### Required task
Everything from the line containing "Output a JSON" down to the last line of the entries below must be transcribed exactly, and nothing else.

### Data
* * * * * * * * *
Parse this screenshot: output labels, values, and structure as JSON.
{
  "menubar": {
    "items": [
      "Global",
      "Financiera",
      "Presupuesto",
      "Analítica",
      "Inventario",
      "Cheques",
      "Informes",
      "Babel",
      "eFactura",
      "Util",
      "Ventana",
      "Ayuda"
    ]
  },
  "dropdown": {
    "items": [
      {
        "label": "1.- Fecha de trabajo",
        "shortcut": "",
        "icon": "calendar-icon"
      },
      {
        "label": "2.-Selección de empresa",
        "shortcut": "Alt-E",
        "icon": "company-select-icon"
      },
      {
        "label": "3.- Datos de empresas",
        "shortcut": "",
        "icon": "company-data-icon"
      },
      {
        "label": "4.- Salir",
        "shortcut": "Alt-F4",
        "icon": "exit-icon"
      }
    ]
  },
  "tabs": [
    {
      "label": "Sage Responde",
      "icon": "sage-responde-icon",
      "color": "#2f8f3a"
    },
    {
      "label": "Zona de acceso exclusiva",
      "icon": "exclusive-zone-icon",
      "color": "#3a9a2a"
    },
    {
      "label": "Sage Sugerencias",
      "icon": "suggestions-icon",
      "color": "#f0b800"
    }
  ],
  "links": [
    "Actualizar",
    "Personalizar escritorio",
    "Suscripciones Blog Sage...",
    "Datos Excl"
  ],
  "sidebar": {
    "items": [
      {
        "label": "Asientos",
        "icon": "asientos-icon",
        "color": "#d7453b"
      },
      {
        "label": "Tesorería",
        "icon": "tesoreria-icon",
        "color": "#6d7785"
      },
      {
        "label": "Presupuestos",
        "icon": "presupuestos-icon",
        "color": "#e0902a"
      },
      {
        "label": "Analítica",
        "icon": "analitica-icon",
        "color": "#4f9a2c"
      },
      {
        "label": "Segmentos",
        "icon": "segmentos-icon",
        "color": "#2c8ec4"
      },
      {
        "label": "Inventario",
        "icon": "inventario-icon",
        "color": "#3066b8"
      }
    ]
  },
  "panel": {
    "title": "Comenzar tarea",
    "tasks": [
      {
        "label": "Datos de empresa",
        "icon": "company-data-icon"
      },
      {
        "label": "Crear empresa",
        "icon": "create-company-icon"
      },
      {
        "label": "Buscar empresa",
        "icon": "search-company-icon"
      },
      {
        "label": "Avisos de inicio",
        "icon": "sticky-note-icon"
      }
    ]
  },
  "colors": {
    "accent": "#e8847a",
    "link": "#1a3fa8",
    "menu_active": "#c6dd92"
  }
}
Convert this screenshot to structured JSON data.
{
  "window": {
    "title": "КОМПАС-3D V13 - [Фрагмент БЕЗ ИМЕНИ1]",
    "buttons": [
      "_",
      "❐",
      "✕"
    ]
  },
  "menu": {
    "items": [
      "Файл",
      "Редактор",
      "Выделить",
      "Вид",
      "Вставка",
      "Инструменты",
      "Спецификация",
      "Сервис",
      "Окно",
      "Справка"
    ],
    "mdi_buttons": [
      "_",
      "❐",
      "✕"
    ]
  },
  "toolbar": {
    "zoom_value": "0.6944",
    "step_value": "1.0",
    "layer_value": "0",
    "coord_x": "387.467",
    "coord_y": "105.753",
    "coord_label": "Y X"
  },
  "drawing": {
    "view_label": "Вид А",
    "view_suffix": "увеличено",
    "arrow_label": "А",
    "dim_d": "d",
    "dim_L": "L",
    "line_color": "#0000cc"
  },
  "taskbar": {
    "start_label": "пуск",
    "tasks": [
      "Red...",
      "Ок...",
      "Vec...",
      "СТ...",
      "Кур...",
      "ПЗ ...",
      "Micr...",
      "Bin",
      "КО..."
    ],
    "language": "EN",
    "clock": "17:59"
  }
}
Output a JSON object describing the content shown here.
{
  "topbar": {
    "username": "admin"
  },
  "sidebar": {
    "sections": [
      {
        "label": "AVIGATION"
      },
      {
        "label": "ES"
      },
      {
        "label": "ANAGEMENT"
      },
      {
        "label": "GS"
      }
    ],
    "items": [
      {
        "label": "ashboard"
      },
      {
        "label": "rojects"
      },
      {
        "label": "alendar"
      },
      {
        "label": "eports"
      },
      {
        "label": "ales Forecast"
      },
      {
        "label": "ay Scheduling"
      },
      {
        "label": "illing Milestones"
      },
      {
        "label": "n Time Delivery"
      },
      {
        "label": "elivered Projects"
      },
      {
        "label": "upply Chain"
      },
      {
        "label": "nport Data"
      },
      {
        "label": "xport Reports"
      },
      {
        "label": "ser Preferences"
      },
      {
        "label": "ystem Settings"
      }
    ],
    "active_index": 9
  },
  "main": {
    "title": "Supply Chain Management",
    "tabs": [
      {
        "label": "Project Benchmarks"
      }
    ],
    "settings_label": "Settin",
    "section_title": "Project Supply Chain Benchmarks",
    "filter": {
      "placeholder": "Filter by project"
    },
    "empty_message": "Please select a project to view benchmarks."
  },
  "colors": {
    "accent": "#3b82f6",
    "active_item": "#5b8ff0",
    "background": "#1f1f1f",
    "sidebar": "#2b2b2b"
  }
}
* * * * * * * * *
### Solution
Output a JSON object describing the content shown here.
{
  "topbar": {
    "username": "admin"
  },
  "sidebar": {
    "sections": [
      {
        "label": "AVIGATION"
      },
      {
        "label": "ES"
      },
      {
        "label": "ANAGEMENT"
      },
      {
        "label": "GS"
      }
    ],
    "items": [
      {
        "label": "ashboard"
      },
      {
        "label": "rojects"
      },
      {
        "label": "alendar"
      },
      {
        "label": "eports"
      },
      {
        "label": "ales Forecast"
      },
      {
        "label": "ay Scheduling"
      },
      {
        "label": "illing Milestones"
      },
      {
        "label": "n Time Delivery"
      },
      {
        "label": "elivered Projects"
      },
      {
        "label": "upply Chain"
      },
      {
        "label": "nport Data"
      },
      {
        "label": "xport Reports"
      },
      {
        "label": "ser Preferences"
      },
      {
        "label": "ystem Settings"
      }
    ],
    "active_index": 9
  },
  "main": {
    "title": "Supply Chain Management",
    "tabs": [
      {
        "label": "Project Benchmarks"
      }
    ],
    "settings_label": "Settin",
    "section_title": "Project Supply Chain Benchmarks",
    "filter": {
      "placeholder": "Filter by project"
    },
    "empty_message": "Please select a project to view benchmarks."
  },
  "colors": {
    "accent": "#3b82f6",
    "active_item": "#5b8ff0",
    "background": "#1f1f1f",
    "sidebar": "#2b2b2b"
  }
}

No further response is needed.